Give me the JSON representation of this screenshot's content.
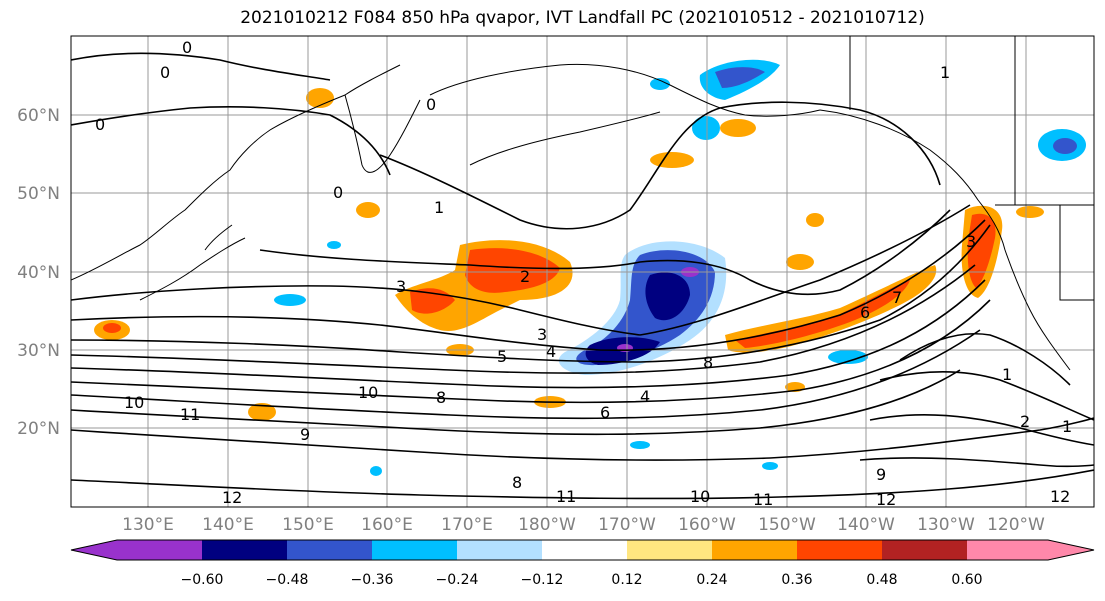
{
  "title": "2021010212 F084 850 hPa qvapor, IVT Landfall PC (2021010512 - 2021010712)",
  "lat_labels": [
    "60°N",
    "50°N",
    "40°N",
    "30°N",
    "20°N"
  ],
  "lon_labels": [
    "130°E",
    "140°E",
    "150°E",
    "160°E",
    "170°E",
    "180°W",
    "170°W",
    "160°W",
    "150°W",
    "140°W",
    "130°W",
    "120°W"
  ],
  "colorbar": {
    "colors": [
      "#9932cc",
      "#000080",
      "#3355cc",
      "#00bfff",
      "#b3e0ff",
      "#ffffff",
      "#ffe680",
      "#ffa500",
      "#ff4500",
      "#b22222",
      "#ff88aa"
    ],
    "labels": [
      "−0.60",
      "−0.48",
      "−0.36",
      "−0.24",
      "−0.12",
      "0.12",
      "0.24",
      "0.36",
      "0.48",
      "0.60"
    ]
  },
  "contour_labels": [
    "0",
    "0",
    "0",
    "0",
    "0",
    "1",
    "1",
    "2",
    "3",
    "3",
    "4",
    "5",
    "8",
    "10",
    "8",
    "4",
    "6",
    "9",
    "11",
    "10",
    "9",
    "12",
    "8",
    "11",
    "10",
    "11",
    "12",
    "12",
    "1",
    "2",
    "1",
    "7",
    "6",
    "3"
  ]
}
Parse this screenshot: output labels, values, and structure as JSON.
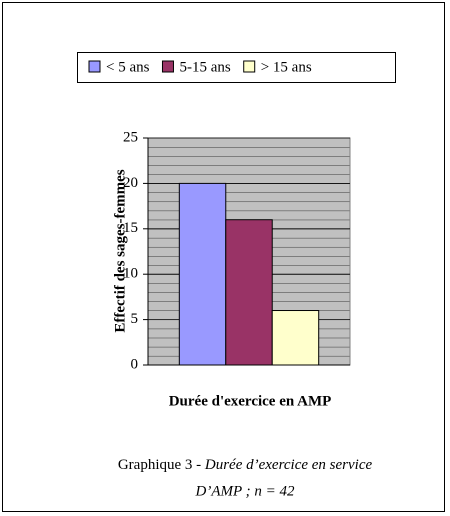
{
  "chart_data": {
    "type": "bar",
    "ylabel": "Effectif des sages-femmes",
    "xlabel": "Durée d'exercice en AMP",
    "categories": [
      null
    ],
    "series": [
      {
        "name": "< 5 ans",
        "color": "#9999ff",
        "values": [
          20
        ]
      },
      {
        "name": "5-15 ans",
        "color": "#993366",
        "values": [
          16
        ]
      },
      {
        "name": "> 15 ans",
        "color": "#ffffcc",
        "values": [
          6
        ]
      }
    ],
    "ylim": [
      0,
      25
    ],
    "yticks": [
      0,
      5,
      10,
      15,
      20,
      25
    ],
    "grid": true,
    "legend": "top",
    "caption_prefix": "Graphique 3 -",
    "caption_lines": [
      "Durée d’exercice en service",
      "D’AMP ; n = 42"
    ]
  }
}
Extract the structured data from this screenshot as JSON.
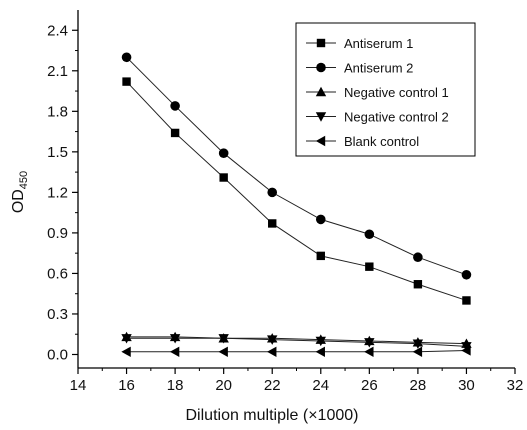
{
  "chart_data": {
    "type": "line",
    "title": "",
    "xlabel": "Dilution multiple (×1000)",
    "ylabel_main": "OD",
    "ylabel_sub": "450",
    "xlim": [
      14,
      32
    ],
    "ylim": [
      -0.1,
      2.55
    ],
    "xticks": [
      14,
      16,
      18,
      20,
      22,
      24,
      26,
      28,
      30,
      32
    ],
    "yticks": [
      "0.0",
      "0.3",
      "0.6",
      "0.9",
      "1.2",
      "1.5",
      "1.8",
      "2.1",
      "2.4"
    ],
    "grid": false,
    "legend_position": "top-right",
    "x": [
      16,
      18,
      20,
      22,
      24,
      26,
      28,
      30
    ],
    "series": [
      {
        "name": "Antiserum 1",
        "marker": "square",
        "values": [
          2.02,
          1.64,
          1.31,
          0.97,
          0.73,
          0.65,
          0.52,
          0.4
        ]
      },
      {
        "name": "Antiserum 2",
        "marker": "circle",
        "values": [
          2.2,
          1.84,
          1.49,
          1.2,
          1.0,
          0.89,
          0.72,
          0.59
        ]
      },
      {
        "name": "Negative control 1",
        "marker": "triangle-up",
        "values": [
          0.13,
          0.13,
          0.12,
          0.12,
          0.11,
          0.1,
          0.09,
          0.08
        ]
      },
      {
        "name": "Negative control 2",
        "marker": "triangle-down",
        "values": [
          0.12,
          0.12,
          0.12,
          0.11,
          0.1,
          0.09,
          0.08,
          0.06
        ]
      },
      {
        "name": "Blank control",
        "marker": "triangle-left",
        "values": [
          0.02,
          0.02,
          0.02,
          0.02,
          0.02,
          0.02,
          0.02,
          0.03
        ]
      }
    ]
  }
}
★ ★ ★
Restate the data above word for word. Skip every picture.

=== Written solution ===
Give me the JSON representation of this screenshot's content.
{
  "title": "2021010212 F084 850 hPa qvapor, IVT Landfall PC (2021010512 - 2021010712)",
  "lat_labels": [
    "60°N",
    "50°N",
    "40°N",
    "30°N",
    "20°N"
  ],
  "lon_labels": [
    "130°E",
    "140°E",
    "150°E",
    "160°E",
    "170°E",
    "180°W",
    "170°W",
    "160°W",
    "150°W",
    "140°W",
    "130°W",
    "120°W"
  ],
  "colorbar": {
    "colors": [
      "#9932cc",
      "#000080",
      "#3355cc",
      "#00bfff",
      "#b3e0ff",
      "#ffffff",
      "#ffe680",
      "#ffa500",
      "#ff4500",
      "#b22222",
      "#ff88aa"
    ],
    "labels": [
      "−0.60",
      "−0.48",
      "−0.36",
      "−0.24",
      "−0.12",
      "0.12",
      "0.24",
      "0.36",
      "0.48",
      "0.60"
    ]
  },
  "contour_labels": [
    "0",
    "0",
    "0",
    "0",
    "0",
    "1",
    "1",
    "2",
    "3",
    "3",
    "4",
    "5",
    "8",
    "10",
    "8",
    "4",
    "6",
    "9",
    "11",
    "10",
    "9",
    "12",
    "8",
    "11",
    "10",
    "11",
    "12",
    "12",
    "1",
    "2",
    "1",
    "7",
    "6",
    "3"
  ]
}
Parse this screenshot: output labels, values, and structure as JSON.
{
  "chart_data": {
    "type": "bar",
    "ylabel": "Effectif des sages-femmes",
    "xlabel": "Durée d'exercice en AMP",
    "categories": [
      null
    ],
    "series": [
      {
        "name": "< 5 ans",
        "color": "#9999ff",
        "values": [
          20
        ]
      },
      {
        "name": "5-15 ans",
        "color": "#993366",
        "values": [
          16
        ]
      },
      {
        "name": "> 15 ans",
        "color": "#ffffcc",
        "values": [
          6
        ]
      }
    ],
    "ylim": [
      0,
      25
    ],
    "yticks": [
      0,
      5,
      10,
      15,
      20,
      25
    ],
    "grid": true,
    "legend": "top",
    "caption_prefix": "Graphique 3 -",
    "caption_lines": [
      "Durée d’exercice en service",
      "D’AMP ; n = 42"
    ]
  }
}
Extract the structured data from this screenshot as JSON.
{
  "chart_data": {
    "type": "line",
    "title": "",
    "xlabel": "Dilution multiple (×1000)",
    "ylabel_main": "OD",
    "ylabel_sub": "450",
    "xlim": [
      14,
      32
    ],
    "ylim": [
      -0.1,
      2.55
    ],
    "xticks": [
      14,
      16,
      18,
      20,
      22,
      24,
      26,
      28,
      30,
      32
    ],
    "yticks": [
      "0.0",
      "0.3",
      "0.6",
      "0.9",
      "1.2",
      "1.5",
      "1.8",
      "2.1",
      "2.4"
    ],
    "grid": false,
    "legend_position": "top-right",
    "x": [
      16,
      18,
      20,
      22,
      24,
      26,
      28,
      30
    ],
    "series": [
      {
        "name": "Antiserum 1",
        "marker": "square",
        "values": [
          2.02,
          1.64,
          1.31,
          0.97,
          0.73,
          0.65,
          0.52,
          0.4
        ]
      },
      {
        "name": "Antiserum 2",
        "marker": "circle",
        "values": [
          2.2,
          1.84,
          1.49,
          1.2,
          1.0,
          0.89,
          0.72,
          0.59
        ]
      },
      {
        "name": "Negative control 1",
        "marker": "triangle-up",
        "values": [
          0.13,
          0.13,
          0.12,
          0.12,
          0.11,
          0.1,
          0.09,
          0.08
        ]
      },
      {
        "name": "Negative control 2",
        "marker": "triangle-down",
        "values": [
          0.12,
          0.12,
          0.12,
          0.11,
          0.1,
          0.09,
          0.08,
          0.06
        ]
      },
      {
        "name": "Blank control",
        "marker": "triangle-left",
        "values": [
          0.02,
          0.02,
          0.02,
          0.02,
          0.02,
          0.02,
          0.02,
          0.03
        ]
      }
    ]
  }
}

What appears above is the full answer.